STATED EXERCISE: Can you find the lines of the listing that include "Ministrów" and copy every one?
———
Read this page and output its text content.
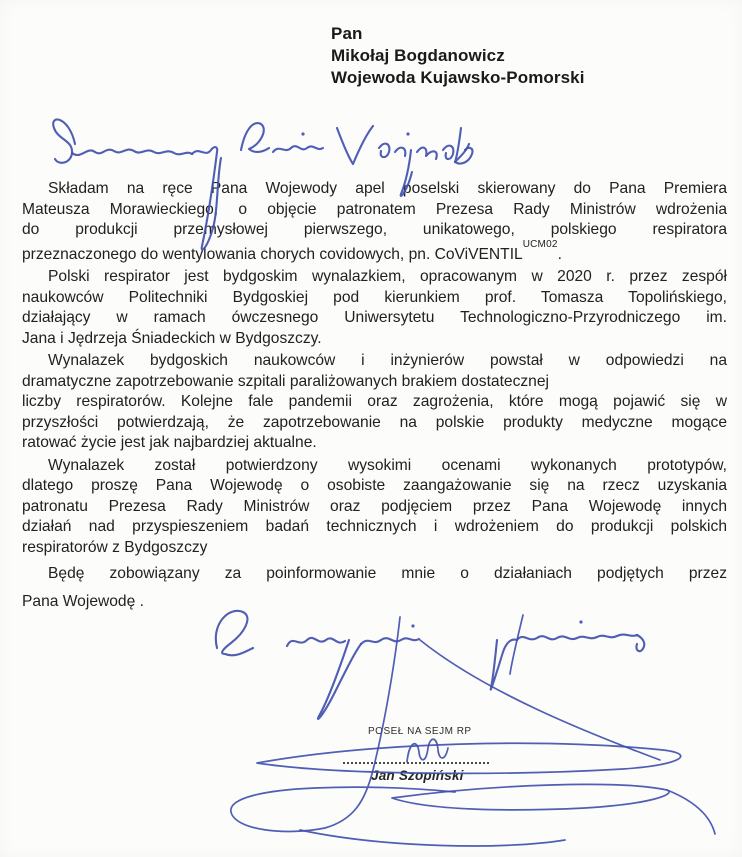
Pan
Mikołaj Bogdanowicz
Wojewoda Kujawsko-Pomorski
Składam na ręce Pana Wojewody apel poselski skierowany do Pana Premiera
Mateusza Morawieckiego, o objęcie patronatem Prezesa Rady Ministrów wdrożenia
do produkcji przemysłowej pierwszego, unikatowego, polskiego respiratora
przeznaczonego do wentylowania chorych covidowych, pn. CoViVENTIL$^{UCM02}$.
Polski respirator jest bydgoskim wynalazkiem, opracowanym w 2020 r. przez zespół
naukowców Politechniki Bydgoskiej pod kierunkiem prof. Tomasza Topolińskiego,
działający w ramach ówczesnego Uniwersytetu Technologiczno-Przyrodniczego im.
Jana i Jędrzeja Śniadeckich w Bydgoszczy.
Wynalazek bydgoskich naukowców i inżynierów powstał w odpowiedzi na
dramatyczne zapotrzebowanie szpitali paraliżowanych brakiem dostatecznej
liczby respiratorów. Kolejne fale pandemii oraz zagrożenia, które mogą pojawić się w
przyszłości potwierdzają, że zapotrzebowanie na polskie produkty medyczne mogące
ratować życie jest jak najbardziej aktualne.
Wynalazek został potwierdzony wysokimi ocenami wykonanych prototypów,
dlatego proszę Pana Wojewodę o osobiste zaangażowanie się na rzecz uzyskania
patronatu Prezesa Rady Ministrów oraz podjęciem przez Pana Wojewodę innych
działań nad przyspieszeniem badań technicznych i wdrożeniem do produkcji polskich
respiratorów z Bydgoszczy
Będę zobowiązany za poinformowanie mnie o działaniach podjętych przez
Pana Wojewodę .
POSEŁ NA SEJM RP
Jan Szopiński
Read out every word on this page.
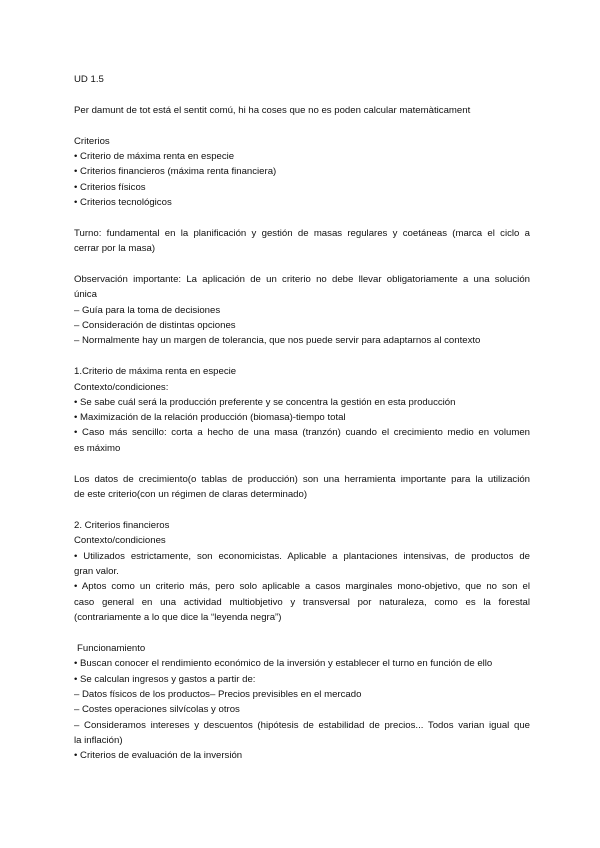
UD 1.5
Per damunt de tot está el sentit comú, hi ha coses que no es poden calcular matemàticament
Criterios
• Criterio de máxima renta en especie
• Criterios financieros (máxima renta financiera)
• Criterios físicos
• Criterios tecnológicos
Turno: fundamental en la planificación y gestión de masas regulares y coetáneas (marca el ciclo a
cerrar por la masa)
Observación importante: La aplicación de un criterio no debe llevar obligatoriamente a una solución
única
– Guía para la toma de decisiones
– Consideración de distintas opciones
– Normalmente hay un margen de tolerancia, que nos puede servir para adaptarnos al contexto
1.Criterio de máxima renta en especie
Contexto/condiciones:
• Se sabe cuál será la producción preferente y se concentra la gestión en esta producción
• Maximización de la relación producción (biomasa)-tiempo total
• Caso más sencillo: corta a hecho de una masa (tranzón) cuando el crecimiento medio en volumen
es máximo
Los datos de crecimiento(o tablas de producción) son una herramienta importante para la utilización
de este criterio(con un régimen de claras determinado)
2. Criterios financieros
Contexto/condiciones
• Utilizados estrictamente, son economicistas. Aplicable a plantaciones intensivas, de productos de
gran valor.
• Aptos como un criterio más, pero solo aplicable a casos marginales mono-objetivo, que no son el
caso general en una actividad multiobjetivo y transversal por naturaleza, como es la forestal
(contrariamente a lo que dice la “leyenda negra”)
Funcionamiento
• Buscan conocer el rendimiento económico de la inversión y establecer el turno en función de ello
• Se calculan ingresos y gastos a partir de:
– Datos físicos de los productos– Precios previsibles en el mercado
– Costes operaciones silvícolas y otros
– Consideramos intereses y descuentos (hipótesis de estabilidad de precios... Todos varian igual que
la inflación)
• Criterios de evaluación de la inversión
———
SOLUTION FOR THIS TASK:
Mateusza Morawieckiego, o objęcie patronatem Prezesa Rady Ministrów wdrożenia
patronatu Prezesa Rady Ministrów oraz podjęciem przez Pana Wojewodę innych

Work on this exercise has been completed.